== WHAT THE EXERCISE ASKS ==
Gather every line of the entries that includes the word "即使整天吃".
## START EXCERPTED RECORDS
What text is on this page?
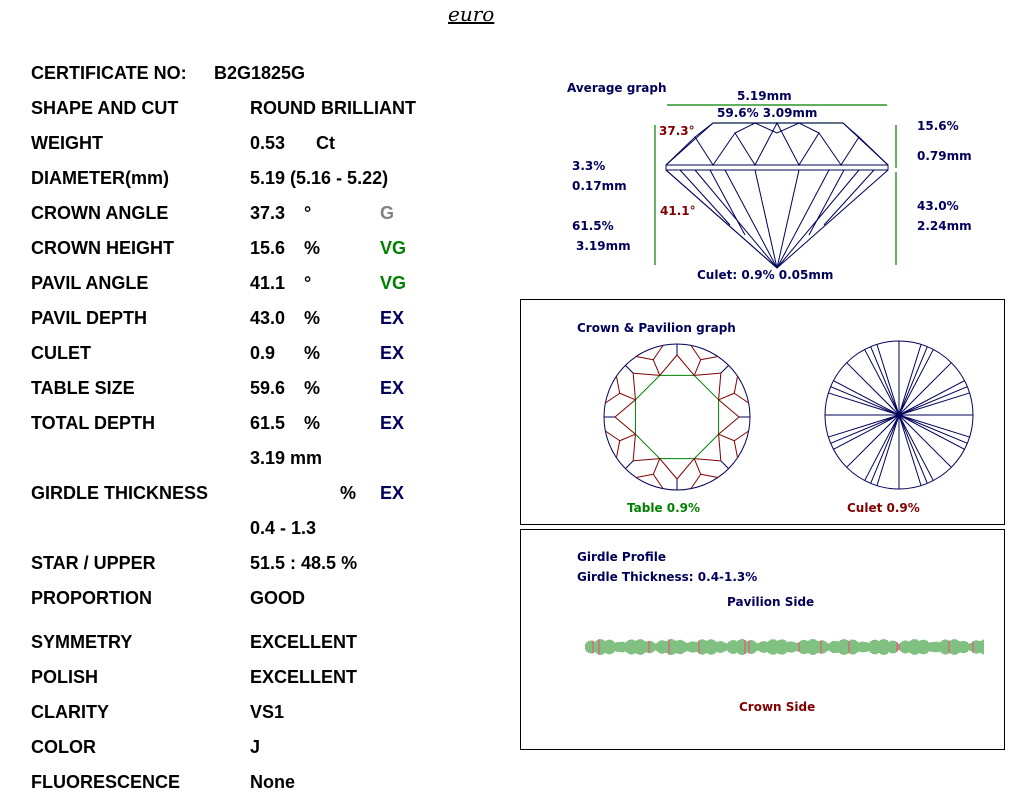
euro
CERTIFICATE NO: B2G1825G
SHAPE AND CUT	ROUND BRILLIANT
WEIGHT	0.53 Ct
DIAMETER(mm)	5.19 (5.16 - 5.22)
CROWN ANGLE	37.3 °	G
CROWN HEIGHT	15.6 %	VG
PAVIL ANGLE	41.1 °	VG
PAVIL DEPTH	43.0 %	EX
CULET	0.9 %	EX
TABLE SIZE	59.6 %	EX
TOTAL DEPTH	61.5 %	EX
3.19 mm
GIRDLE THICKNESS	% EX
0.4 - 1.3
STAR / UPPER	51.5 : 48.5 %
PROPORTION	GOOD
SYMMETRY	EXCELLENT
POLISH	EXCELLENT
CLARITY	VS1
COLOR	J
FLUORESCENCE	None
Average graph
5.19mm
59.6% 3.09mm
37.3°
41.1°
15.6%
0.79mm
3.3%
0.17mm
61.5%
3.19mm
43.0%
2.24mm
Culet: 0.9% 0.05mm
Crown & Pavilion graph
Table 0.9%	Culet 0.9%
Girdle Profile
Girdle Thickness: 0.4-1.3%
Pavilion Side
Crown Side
## END EXCERPTED RECORDS
## START EXCERPTED RECORDS
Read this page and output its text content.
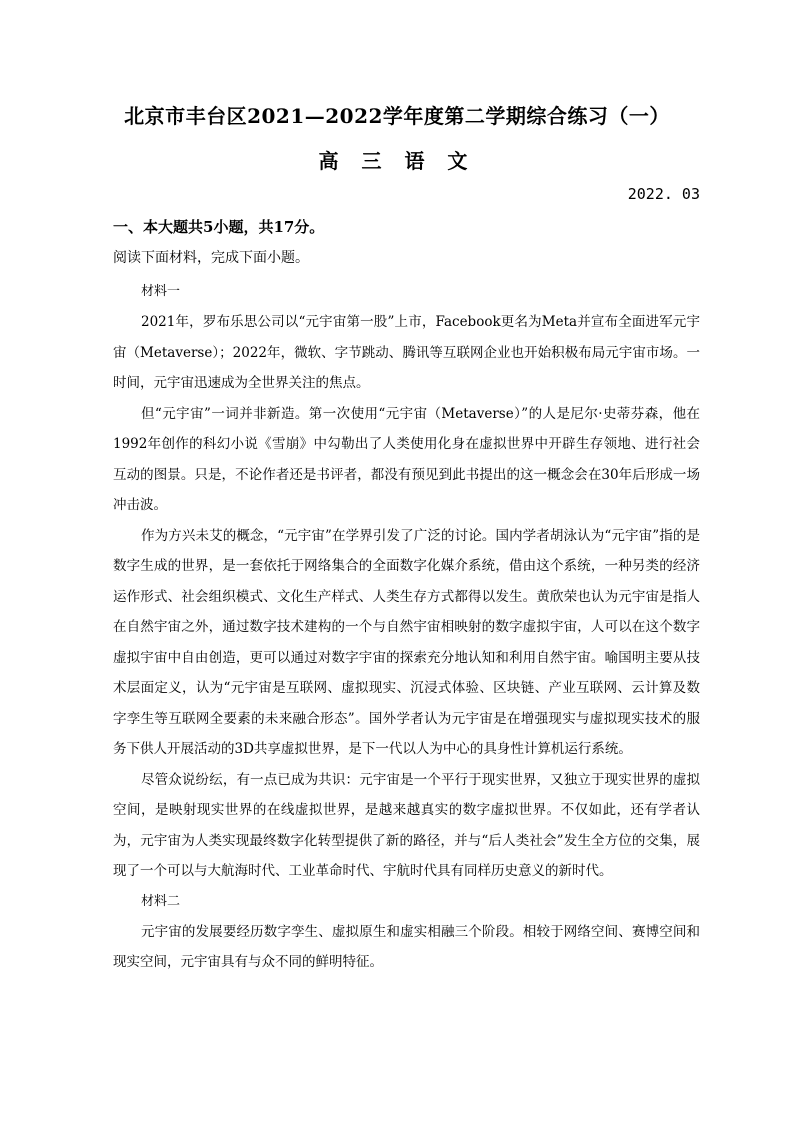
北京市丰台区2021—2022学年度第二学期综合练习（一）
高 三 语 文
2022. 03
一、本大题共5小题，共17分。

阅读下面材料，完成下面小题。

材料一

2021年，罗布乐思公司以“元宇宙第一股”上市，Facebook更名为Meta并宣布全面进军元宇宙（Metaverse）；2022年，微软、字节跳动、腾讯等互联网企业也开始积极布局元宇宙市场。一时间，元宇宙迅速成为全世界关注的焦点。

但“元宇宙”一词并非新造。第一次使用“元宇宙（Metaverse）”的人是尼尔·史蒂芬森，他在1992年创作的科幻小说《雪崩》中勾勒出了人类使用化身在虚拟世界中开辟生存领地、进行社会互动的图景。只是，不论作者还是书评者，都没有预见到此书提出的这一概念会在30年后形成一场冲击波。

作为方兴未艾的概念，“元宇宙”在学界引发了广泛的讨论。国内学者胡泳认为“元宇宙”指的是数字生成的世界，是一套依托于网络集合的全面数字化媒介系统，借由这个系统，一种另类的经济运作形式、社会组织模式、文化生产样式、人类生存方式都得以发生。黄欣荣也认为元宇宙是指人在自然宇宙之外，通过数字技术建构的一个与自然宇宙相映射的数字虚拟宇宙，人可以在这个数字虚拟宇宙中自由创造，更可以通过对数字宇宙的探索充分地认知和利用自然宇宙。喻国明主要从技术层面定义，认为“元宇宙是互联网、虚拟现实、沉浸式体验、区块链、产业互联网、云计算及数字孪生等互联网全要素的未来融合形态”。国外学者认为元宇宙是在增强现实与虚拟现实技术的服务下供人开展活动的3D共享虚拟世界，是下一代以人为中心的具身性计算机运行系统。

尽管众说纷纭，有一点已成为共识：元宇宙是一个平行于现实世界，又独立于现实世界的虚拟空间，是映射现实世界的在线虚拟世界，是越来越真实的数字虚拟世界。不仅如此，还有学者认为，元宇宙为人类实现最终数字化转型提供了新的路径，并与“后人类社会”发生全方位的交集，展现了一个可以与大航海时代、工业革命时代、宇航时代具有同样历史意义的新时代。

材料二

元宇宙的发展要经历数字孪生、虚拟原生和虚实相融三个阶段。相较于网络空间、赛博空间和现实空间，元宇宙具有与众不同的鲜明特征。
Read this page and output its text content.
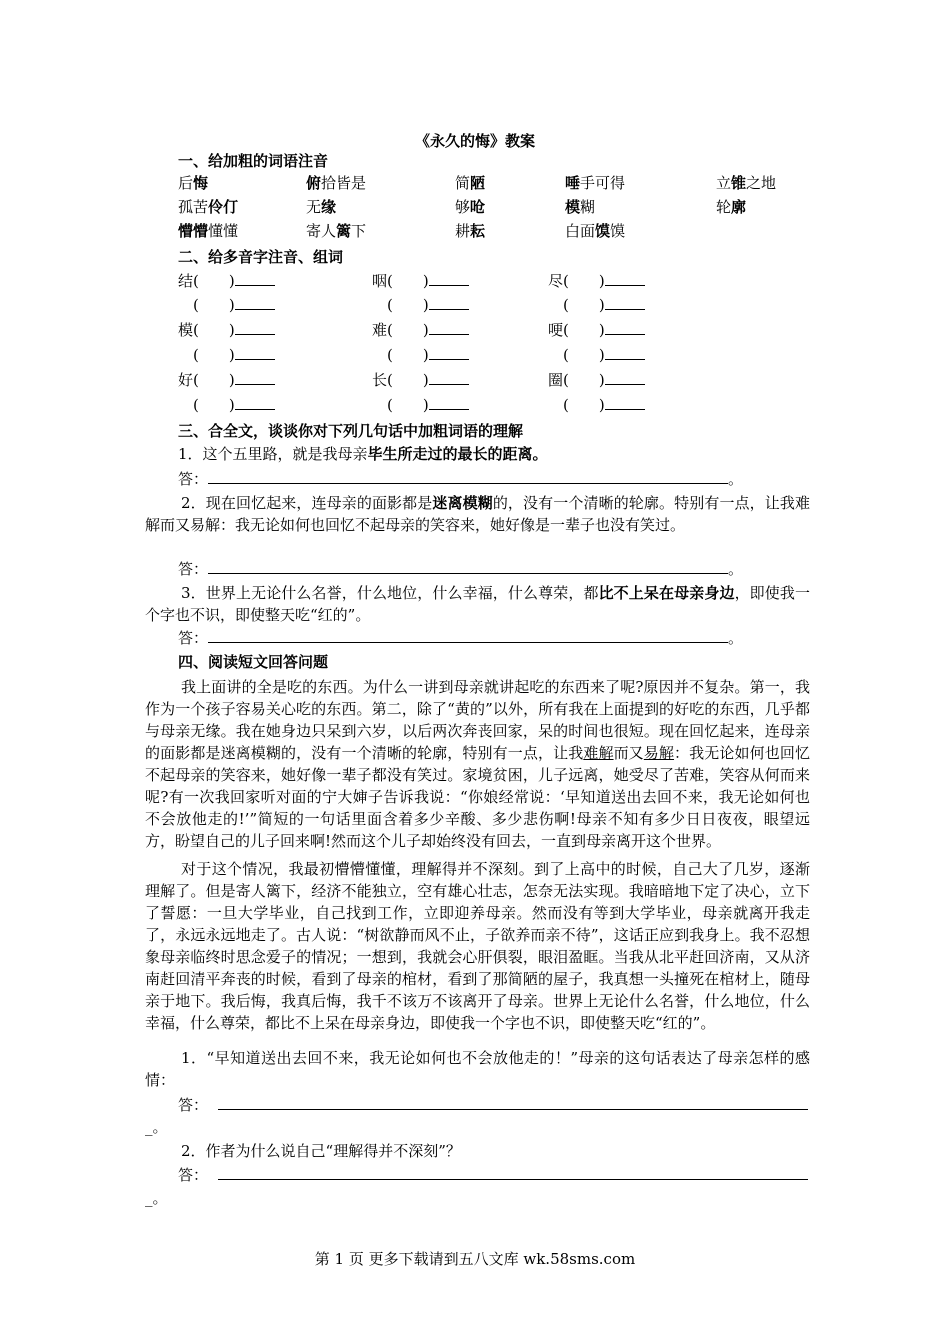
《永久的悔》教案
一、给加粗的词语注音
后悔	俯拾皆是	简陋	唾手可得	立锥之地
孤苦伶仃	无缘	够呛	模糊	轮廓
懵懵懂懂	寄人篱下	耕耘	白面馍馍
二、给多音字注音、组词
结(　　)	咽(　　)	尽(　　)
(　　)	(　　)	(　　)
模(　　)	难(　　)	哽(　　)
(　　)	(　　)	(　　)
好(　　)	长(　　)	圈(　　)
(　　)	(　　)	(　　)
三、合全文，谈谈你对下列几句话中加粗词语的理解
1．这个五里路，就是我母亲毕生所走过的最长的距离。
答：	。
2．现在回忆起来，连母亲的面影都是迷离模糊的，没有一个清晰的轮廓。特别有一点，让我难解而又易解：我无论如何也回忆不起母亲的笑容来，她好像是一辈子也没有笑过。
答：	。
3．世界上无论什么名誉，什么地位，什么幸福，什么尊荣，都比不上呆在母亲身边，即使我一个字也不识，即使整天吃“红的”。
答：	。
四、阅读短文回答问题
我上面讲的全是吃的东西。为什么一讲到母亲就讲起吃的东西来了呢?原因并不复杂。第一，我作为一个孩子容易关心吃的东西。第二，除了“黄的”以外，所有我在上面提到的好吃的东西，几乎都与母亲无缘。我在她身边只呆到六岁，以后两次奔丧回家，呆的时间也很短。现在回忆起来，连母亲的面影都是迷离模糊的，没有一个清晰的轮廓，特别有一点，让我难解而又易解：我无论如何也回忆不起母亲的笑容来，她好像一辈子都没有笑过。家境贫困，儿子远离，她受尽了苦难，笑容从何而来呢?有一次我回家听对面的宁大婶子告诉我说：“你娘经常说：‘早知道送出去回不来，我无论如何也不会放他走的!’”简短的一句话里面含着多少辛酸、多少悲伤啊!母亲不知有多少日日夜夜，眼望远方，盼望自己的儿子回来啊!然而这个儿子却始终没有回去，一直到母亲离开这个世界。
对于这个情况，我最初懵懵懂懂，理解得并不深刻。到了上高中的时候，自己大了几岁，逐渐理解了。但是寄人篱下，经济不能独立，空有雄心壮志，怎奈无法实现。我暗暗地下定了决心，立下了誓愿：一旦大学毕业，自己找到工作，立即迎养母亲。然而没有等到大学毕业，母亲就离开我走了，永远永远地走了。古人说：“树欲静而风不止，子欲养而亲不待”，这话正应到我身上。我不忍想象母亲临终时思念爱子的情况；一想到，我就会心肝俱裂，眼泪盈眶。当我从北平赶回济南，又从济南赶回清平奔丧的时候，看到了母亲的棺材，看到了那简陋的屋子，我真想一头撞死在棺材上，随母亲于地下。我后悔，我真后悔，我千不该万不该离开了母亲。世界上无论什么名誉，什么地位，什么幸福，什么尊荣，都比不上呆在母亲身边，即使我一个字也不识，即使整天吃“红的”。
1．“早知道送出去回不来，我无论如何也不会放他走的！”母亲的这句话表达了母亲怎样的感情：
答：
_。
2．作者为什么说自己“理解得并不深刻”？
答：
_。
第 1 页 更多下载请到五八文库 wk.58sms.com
## END EXCERPTED RECORDS
## START EXCERPTED RECORDS
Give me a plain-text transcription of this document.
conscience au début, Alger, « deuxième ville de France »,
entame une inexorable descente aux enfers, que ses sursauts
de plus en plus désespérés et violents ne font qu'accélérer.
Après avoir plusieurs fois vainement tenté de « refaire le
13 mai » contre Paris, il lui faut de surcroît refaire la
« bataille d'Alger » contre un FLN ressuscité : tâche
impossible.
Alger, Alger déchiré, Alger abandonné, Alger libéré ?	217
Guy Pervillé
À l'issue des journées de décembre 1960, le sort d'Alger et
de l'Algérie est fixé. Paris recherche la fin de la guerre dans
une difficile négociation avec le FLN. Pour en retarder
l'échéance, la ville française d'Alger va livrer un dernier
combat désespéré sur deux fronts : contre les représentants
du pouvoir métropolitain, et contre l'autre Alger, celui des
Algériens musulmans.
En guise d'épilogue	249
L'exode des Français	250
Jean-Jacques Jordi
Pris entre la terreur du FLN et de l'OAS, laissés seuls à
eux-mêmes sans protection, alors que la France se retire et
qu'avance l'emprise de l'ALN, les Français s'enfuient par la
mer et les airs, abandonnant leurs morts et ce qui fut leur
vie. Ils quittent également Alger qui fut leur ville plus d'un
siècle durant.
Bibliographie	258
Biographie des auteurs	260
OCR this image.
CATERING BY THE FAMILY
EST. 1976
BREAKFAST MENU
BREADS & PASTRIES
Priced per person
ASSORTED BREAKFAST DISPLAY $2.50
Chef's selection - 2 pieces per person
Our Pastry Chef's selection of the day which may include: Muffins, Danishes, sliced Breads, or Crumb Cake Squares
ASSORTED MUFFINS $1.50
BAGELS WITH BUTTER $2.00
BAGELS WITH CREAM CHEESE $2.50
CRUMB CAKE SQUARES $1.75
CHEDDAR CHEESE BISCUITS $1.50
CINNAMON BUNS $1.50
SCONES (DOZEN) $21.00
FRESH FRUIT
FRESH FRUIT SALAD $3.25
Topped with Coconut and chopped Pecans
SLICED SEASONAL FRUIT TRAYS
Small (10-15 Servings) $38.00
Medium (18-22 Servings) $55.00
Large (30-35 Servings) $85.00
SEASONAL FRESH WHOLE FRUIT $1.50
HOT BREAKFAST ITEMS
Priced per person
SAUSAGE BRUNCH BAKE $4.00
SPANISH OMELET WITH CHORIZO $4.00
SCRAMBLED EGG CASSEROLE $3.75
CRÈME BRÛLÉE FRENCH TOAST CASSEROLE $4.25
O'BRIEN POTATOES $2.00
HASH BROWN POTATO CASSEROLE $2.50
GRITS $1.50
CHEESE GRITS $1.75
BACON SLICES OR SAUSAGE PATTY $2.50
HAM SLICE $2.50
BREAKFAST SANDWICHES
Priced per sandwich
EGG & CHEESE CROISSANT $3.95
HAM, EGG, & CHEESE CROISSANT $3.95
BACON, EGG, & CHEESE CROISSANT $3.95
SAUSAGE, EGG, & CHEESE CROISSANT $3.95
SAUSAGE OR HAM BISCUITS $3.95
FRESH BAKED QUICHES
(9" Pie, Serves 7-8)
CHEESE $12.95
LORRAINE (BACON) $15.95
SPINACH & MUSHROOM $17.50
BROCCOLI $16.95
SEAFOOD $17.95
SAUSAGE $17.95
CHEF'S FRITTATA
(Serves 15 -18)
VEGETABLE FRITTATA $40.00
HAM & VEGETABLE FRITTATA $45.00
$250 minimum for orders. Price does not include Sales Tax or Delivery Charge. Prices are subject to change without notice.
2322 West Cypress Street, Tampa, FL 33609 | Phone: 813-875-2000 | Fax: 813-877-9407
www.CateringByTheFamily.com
## END EXCERPTED RECORDS
== WORKED ANSWER ==
3．世界上无论什么名誉，什么地位，什么幸福，什么尊荣，都比不上呆在母亲身边，即使我一个字也不识，即使整天吃“红的”。
对于这个情况，我最初懵懵懂懂，理解得并不深刻。到了上高中的时候，自己大了几岁，逐渐理解了。但是寄人篱下，经济不能独立，空有雄心壮志，怎奈无法实现。我暗暗地下定了决心，立下了誓愿：一旦大学毕业，自己找到工作，立即迎养母亲。然而没有等到大学毕业，母亲就离开我走了，永远永远地走了。古人说：“树欲静而风不止，子欲养而亲不待”，这话正应到我身上。我不忍想象母亲临终时思念爱子的情况；一想到，我就会心肝俱裂，眼泪盈眶。当我从北平赶回济南，又从济南赶回清平奔丧的时候，看到了母亲的棺材，看到了那简陋的屋子，我真想一头撞死在棺材上，随母亲于地下。我后悔，我真后悔，我千不该万不该离开了母亲。世界上无论什么名誉，什么地位，什么幸福，什么尊荣，都比不上呆在母亲身边，即使我一个字也不识，即使整天吃“红的”。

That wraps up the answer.